Sift the material for lines containing "Gemiddelde", and return them.

Stored items:
▼
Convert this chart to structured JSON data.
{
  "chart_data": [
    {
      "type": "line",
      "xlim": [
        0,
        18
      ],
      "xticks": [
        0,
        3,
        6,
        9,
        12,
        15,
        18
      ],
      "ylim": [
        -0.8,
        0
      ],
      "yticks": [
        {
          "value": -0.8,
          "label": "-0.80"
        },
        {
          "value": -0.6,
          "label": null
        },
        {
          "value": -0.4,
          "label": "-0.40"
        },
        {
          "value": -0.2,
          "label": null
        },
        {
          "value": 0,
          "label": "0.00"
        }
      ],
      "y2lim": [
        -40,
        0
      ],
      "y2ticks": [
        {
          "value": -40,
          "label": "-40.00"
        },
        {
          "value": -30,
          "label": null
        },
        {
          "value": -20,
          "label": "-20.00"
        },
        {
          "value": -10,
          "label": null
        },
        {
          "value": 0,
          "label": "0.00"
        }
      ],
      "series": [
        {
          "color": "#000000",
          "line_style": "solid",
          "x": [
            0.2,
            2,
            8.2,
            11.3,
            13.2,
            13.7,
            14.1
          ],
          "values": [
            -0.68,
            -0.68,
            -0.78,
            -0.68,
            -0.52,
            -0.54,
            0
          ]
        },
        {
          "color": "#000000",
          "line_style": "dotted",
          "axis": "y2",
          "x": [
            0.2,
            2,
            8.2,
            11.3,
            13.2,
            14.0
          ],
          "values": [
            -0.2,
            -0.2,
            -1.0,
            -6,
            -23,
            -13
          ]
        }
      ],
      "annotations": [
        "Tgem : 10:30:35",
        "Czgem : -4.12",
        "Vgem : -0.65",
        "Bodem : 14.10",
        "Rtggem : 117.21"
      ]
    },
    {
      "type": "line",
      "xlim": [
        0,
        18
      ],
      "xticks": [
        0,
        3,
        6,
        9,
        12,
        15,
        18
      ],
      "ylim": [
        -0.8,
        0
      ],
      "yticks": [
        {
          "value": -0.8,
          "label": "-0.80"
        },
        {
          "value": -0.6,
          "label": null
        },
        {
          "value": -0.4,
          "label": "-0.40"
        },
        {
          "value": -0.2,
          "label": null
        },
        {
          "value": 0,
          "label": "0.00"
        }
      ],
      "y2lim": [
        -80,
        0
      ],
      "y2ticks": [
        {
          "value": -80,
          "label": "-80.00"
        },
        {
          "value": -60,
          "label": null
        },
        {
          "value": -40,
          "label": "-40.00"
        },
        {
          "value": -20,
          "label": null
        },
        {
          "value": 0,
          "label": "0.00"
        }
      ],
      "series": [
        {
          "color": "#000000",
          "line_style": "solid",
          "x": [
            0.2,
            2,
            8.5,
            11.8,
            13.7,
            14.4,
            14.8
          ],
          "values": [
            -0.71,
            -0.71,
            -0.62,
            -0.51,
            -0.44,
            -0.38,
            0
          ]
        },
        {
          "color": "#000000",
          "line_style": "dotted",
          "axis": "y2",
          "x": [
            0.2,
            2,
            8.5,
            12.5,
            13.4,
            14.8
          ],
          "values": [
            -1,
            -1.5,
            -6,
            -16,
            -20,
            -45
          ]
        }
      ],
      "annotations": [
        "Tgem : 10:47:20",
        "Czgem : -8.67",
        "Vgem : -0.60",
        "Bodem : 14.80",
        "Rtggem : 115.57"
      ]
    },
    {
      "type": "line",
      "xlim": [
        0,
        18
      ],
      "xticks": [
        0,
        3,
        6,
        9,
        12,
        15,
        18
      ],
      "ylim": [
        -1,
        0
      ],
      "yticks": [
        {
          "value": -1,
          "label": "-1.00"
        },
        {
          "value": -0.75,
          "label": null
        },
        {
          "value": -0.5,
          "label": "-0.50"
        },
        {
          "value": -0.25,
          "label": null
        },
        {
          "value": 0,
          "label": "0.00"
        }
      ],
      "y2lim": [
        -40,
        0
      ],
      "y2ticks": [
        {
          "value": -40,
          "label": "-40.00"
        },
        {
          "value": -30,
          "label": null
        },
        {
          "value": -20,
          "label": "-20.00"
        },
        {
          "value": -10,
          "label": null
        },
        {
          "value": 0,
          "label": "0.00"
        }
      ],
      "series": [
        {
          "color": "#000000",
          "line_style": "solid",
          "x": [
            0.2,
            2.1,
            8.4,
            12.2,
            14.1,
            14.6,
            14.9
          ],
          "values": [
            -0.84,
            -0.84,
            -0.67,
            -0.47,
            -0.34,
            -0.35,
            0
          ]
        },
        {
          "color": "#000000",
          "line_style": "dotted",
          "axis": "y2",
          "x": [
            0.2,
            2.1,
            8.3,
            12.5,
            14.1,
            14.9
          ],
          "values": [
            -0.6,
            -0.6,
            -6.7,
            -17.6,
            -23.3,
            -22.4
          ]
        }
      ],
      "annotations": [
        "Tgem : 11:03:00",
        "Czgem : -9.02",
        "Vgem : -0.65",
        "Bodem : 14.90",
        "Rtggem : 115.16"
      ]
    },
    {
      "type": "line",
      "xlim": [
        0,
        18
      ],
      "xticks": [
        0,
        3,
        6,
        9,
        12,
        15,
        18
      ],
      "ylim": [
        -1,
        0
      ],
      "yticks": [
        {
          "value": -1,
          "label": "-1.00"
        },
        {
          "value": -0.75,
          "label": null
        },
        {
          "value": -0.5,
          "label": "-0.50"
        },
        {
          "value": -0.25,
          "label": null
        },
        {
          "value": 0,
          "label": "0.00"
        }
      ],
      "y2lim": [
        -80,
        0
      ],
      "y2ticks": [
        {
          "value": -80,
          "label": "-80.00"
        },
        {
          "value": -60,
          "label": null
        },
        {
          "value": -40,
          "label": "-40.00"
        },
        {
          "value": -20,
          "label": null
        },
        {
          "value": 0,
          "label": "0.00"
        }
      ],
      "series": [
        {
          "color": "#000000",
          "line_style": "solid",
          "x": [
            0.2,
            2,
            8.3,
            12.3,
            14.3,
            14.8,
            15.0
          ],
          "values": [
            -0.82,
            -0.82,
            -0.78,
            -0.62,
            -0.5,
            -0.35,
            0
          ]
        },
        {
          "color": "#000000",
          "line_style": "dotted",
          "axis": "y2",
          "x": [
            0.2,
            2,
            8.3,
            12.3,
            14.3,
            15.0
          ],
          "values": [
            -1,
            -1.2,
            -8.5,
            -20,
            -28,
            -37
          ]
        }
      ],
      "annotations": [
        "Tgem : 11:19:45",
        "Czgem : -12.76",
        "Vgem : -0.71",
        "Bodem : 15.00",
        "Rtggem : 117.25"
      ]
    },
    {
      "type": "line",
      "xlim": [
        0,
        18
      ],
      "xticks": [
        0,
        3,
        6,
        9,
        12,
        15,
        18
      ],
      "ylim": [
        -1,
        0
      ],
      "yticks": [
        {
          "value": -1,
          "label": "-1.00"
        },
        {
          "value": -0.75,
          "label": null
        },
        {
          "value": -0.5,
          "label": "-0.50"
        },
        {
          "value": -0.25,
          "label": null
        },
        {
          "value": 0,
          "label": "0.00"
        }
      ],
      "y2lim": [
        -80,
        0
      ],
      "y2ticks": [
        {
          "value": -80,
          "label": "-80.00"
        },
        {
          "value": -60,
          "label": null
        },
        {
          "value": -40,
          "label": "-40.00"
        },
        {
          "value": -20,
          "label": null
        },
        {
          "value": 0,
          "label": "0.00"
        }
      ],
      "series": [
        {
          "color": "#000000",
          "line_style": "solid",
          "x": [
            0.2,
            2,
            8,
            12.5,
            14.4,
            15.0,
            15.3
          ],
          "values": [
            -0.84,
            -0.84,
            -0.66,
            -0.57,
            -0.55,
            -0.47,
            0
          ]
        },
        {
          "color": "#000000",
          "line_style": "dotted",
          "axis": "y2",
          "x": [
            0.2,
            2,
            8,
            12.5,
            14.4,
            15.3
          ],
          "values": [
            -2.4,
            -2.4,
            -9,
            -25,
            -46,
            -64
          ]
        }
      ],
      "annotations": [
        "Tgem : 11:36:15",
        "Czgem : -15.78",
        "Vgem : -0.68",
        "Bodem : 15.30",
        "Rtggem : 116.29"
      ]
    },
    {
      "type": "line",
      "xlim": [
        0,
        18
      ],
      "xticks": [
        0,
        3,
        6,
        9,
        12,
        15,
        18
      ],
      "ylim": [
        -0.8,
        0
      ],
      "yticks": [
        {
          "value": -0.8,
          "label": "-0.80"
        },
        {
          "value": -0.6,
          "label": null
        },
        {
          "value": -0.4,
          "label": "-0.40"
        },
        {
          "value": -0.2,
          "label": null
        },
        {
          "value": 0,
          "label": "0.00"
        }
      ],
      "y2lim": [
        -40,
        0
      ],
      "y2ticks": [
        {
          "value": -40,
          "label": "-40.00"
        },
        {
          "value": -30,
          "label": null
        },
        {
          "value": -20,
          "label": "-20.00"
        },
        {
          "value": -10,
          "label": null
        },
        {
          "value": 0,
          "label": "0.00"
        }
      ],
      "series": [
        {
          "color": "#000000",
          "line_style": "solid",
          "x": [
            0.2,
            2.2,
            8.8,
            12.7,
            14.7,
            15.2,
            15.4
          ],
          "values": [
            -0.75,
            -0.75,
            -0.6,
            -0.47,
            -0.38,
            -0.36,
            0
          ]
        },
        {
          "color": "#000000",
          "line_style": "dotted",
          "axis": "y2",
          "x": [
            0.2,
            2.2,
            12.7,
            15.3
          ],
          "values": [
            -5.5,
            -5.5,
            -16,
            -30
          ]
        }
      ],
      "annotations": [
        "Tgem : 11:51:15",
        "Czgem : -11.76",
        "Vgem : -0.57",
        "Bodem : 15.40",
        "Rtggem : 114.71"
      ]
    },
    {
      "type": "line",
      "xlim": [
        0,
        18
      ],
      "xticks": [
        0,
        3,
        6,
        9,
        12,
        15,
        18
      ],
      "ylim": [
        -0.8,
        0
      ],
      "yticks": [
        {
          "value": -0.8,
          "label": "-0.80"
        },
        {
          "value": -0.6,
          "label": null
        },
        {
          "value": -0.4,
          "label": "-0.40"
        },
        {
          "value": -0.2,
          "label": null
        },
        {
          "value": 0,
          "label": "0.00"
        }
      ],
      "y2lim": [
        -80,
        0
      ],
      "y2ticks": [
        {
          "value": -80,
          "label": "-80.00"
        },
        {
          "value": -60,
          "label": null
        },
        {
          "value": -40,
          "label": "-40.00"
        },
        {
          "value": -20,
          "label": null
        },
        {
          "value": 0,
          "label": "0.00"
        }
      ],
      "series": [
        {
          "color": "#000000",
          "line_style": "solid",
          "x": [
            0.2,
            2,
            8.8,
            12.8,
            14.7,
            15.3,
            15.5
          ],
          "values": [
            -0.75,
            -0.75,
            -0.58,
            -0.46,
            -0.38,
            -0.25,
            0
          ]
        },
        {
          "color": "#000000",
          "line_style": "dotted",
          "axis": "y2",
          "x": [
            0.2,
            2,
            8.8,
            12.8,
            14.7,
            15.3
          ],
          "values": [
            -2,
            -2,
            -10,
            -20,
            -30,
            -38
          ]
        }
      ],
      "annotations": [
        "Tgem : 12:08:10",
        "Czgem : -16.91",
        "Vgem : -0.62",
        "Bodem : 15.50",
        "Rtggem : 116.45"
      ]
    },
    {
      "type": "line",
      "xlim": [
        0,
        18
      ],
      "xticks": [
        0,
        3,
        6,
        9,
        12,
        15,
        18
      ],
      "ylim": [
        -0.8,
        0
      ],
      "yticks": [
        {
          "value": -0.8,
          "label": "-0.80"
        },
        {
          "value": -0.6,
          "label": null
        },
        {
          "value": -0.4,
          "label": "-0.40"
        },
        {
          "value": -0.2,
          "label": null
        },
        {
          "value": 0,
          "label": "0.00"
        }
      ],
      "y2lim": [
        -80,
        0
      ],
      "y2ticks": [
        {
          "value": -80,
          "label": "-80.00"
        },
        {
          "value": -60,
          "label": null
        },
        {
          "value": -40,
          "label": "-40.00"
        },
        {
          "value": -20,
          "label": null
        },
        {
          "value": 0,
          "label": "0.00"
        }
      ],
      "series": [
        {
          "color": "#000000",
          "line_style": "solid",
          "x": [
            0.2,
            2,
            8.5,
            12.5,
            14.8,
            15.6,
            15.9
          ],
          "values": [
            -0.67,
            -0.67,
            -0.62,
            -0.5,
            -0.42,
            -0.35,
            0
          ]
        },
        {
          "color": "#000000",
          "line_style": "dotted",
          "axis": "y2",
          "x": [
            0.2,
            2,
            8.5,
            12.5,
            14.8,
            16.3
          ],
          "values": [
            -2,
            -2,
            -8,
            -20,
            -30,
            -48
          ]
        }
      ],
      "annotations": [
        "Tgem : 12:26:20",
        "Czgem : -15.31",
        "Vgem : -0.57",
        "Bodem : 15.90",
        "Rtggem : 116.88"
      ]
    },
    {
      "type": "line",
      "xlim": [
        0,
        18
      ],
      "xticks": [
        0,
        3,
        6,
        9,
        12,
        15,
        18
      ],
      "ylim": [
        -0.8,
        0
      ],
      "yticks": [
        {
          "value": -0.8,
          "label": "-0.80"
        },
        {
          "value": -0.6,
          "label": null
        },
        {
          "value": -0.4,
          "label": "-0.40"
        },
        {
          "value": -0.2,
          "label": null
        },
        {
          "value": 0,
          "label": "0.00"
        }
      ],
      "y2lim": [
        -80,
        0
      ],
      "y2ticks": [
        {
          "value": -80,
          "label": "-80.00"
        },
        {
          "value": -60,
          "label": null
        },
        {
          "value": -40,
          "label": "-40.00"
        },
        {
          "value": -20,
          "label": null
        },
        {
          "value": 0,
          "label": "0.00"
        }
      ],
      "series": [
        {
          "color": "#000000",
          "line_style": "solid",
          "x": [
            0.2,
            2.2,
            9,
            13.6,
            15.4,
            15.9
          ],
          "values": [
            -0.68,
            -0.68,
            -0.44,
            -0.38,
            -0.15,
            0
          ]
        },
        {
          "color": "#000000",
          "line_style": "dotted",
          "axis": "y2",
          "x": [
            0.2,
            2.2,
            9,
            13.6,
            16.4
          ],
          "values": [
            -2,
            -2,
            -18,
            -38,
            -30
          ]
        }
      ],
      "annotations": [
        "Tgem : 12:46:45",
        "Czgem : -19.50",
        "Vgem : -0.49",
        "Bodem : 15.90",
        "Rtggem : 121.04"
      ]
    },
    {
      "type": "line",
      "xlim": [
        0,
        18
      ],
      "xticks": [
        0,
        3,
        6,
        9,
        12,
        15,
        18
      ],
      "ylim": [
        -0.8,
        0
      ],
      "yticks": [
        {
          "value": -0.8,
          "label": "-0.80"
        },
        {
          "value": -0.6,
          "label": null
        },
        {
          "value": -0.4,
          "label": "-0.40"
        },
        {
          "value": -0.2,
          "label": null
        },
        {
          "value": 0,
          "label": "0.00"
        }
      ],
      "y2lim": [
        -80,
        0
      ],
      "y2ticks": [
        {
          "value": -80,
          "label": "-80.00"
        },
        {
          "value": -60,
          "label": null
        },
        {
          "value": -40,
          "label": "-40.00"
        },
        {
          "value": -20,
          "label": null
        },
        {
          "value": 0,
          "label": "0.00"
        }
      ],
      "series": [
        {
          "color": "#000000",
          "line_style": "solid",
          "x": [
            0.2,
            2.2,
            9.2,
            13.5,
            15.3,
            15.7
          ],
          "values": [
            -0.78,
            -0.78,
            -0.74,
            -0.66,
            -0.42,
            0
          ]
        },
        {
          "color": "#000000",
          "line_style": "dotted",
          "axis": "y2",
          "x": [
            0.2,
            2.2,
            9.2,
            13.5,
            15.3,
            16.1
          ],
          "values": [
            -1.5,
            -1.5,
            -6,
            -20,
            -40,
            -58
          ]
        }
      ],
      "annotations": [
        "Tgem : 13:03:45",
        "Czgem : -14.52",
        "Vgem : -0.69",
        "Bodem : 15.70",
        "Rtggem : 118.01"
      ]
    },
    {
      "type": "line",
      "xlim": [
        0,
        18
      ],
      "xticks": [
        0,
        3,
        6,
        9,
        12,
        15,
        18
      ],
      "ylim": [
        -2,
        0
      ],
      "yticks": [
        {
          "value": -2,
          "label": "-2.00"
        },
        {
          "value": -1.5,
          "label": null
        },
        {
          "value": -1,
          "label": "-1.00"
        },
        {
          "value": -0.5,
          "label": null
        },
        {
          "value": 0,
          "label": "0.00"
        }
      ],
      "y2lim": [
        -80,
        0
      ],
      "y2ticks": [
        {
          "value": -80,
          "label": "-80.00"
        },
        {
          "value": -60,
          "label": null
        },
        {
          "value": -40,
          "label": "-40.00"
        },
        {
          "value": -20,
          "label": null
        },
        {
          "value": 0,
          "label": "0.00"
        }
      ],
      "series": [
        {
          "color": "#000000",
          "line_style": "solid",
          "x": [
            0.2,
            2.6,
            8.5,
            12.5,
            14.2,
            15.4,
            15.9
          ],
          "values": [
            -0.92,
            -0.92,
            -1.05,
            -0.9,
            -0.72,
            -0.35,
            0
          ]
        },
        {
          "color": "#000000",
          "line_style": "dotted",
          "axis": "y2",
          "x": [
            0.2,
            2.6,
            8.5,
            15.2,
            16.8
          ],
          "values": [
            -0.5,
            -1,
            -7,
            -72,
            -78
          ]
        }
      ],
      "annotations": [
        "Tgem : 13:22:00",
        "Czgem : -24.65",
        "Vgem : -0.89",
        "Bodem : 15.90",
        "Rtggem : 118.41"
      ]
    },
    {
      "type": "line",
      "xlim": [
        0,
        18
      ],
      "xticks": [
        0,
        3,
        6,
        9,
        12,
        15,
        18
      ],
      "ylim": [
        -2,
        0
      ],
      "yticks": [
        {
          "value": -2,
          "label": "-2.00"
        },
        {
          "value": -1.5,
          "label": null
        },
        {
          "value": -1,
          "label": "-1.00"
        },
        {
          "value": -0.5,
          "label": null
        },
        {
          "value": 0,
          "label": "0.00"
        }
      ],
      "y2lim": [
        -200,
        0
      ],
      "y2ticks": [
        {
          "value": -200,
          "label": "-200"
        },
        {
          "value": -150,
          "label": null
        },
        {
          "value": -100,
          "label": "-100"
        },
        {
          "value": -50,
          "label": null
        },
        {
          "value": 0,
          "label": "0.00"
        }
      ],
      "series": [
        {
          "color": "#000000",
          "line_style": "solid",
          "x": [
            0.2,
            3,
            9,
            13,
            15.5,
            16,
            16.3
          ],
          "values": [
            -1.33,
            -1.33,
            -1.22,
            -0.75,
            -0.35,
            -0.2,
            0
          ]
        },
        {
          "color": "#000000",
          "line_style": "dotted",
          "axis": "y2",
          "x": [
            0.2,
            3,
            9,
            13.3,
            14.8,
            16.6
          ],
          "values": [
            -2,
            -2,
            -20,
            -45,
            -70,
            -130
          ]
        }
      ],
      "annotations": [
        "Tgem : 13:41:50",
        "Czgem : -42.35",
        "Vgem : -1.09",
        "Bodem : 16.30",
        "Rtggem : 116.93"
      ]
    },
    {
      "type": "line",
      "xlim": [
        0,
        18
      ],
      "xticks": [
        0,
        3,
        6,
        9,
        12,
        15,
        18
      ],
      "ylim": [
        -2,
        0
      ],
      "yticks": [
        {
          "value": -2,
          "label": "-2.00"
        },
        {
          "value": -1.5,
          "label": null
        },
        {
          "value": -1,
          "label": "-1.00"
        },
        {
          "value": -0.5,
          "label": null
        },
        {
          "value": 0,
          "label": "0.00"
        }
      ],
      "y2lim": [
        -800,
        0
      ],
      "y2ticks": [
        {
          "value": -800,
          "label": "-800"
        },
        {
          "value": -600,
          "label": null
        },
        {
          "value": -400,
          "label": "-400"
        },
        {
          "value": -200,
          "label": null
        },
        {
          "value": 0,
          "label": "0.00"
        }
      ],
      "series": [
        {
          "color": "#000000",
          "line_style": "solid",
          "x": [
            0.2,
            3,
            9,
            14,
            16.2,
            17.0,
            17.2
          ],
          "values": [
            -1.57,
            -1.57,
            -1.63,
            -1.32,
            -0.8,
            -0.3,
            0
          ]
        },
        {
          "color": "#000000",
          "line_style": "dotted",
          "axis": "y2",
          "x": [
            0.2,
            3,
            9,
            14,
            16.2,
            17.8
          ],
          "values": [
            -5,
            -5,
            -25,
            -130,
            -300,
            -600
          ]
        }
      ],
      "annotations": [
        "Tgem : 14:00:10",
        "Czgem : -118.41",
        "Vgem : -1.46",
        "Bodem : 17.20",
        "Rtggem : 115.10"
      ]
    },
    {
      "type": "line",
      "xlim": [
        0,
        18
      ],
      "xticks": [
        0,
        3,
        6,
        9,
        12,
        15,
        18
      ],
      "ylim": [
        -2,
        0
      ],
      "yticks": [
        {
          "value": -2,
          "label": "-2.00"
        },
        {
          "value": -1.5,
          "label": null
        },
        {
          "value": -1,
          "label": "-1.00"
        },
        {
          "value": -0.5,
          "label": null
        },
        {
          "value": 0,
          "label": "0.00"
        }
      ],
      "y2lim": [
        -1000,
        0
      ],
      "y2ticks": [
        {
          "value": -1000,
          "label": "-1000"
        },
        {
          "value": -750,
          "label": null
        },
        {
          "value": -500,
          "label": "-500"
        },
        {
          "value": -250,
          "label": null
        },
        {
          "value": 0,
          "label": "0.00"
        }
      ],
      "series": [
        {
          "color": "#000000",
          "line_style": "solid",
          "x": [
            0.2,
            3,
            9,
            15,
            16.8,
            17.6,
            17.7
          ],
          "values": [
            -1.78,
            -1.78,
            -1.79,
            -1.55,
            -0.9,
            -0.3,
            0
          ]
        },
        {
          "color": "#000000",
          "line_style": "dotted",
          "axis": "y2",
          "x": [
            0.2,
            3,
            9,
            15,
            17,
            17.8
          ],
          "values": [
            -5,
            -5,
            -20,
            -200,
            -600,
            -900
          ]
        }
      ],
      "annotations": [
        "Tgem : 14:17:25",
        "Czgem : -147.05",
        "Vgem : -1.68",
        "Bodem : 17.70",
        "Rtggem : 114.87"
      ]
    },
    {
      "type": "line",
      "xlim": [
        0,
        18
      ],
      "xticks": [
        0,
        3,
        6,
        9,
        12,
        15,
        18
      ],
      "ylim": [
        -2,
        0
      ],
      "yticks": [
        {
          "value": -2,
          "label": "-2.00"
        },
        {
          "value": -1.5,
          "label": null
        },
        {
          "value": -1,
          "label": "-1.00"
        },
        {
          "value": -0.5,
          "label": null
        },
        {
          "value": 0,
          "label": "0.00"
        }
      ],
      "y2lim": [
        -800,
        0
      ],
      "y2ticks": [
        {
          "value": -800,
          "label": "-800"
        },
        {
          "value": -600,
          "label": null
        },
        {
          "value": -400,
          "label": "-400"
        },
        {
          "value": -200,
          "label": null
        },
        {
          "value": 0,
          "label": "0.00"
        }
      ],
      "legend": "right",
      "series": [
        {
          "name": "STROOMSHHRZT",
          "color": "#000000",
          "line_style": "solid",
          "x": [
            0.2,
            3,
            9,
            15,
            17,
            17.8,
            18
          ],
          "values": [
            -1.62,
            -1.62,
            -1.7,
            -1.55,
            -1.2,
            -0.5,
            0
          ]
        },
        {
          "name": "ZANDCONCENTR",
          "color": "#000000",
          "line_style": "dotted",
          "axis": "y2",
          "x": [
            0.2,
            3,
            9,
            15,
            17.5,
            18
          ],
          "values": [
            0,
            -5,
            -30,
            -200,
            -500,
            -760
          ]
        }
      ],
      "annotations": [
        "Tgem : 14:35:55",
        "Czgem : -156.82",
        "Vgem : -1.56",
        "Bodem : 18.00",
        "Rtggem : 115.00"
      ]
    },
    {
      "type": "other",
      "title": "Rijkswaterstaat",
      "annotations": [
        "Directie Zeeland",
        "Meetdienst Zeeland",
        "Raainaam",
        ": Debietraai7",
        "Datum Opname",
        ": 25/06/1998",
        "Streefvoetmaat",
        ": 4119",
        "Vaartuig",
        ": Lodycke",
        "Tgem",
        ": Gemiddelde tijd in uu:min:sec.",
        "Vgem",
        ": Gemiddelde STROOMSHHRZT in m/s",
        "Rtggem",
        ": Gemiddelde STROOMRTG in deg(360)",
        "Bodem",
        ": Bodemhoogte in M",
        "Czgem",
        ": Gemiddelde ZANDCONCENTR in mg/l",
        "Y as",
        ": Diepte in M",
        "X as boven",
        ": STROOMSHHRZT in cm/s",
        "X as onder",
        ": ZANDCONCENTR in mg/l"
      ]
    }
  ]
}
▲
§ Exercise output
        ": Gemiddelde tijd in uu:min:sec.",
        ": Gemiddelde STROOMSHHRZT in m/s",
        ": Gemiddelde STROOMRTG in deg(360)",
        ": Gemiddelde ZANDCONCENTR in mg/l",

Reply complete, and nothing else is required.